◆ **Problem to work on**:
Will you give the material below again, every line exactly as it is?

○ ○ ○ ○ ○

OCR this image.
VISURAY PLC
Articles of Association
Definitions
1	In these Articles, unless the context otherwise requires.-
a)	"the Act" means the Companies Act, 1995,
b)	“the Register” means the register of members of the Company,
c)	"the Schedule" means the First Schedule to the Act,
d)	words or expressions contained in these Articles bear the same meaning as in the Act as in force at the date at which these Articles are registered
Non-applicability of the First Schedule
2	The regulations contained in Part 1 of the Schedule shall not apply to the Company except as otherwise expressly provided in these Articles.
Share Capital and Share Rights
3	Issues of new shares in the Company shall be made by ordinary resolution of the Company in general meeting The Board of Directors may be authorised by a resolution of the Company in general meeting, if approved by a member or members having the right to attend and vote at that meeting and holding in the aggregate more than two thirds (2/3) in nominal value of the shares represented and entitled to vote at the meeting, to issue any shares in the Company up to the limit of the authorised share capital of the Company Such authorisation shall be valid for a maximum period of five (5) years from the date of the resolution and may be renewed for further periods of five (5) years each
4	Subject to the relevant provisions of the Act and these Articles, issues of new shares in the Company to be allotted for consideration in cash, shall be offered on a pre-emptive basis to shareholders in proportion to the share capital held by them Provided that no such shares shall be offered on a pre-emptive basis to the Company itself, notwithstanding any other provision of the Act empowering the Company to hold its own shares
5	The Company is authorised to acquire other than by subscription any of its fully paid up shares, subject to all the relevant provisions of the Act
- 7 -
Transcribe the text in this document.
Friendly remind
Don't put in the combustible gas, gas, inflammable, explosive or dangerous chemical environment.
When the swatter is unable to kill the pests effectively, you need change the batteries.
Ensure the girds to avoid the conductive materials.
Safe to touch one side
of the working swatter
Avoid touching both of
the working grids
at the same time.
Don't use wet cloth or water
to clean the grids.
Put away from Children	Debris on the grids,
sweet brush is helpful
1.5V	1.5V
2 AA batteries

○ ○ ○ ○ ○

◆ **Output of the exercise**:
OCR this image.
VISURAY PLC
Articles of Association
Definitions
1	In these Articles, unless the context otherwise requires.-
a)	"the Act" means the Companies Act, 1995,
b)	“the Register” means the register of members of the Company,
c)	"the Schedule" means the First Schedule to the Act,
d)	words or expressions contained in these Articles bear the same meaning as in the Act as in force at the date at which these Articles are registered
Non-applicability of the First Schedule
2	The regulations contained in Part 1 of the Schedule shall not apply to the Company except as otherwise expressly provided in these Articles.
Share Capital and Share Rights
3	Issues of new shares in the Company shall be made by ordinary resolution of the Company in general meeting The Board of Directors may be authorised by a resolution of the Company in general meeting, if approved by a member or members having the right to attend and vote at that meeting and holding in the aggregate more than two thirds (2/3) in nominal value of the shares represented and entitled to vote at the meeting, to issue any shares in the Company up to the limit of the authorised share capital of the Company Such authorisation shall be valid for a maximum period of five (5) years from the date of the resolution and may be renewed for further periods of five (5) years each
4	Subject to the relevant provisions of the Act and these Articles, issues of new shares in the Company to be allotted for consideration in cash, shall be offered on a pre-emptive basis to shareholders in proportion to the share capital held by them Provided that no such shares shall be offered on a pre-emptive basis to the Company itself, notwithstanding any other provision of the Act empowering the Company to hold its own shares
5	The Company is authorised to acquire other than by subscription any of its fully paid up shares, subject to all the relevant provisions of the Act
- 7 -
Transcribe the text in this document.
Friendly remind
Don't put in the combustible gas, gas, inflammable, explosive or dangerous chemical environment.
When the swatter is unable to kill the pests effectively, you need change the batteries.
Ensure the girds to avoid the conductive materials.
Safe to touch one side
of the working swatter
Avoid touching both of
the working grids
at the same time.
Don't use wet cloth or water
to clean the grids.
Put away from Children	Debris on the grids,
sweet brush is helpful
1.5V	1.5V
2 AA batteries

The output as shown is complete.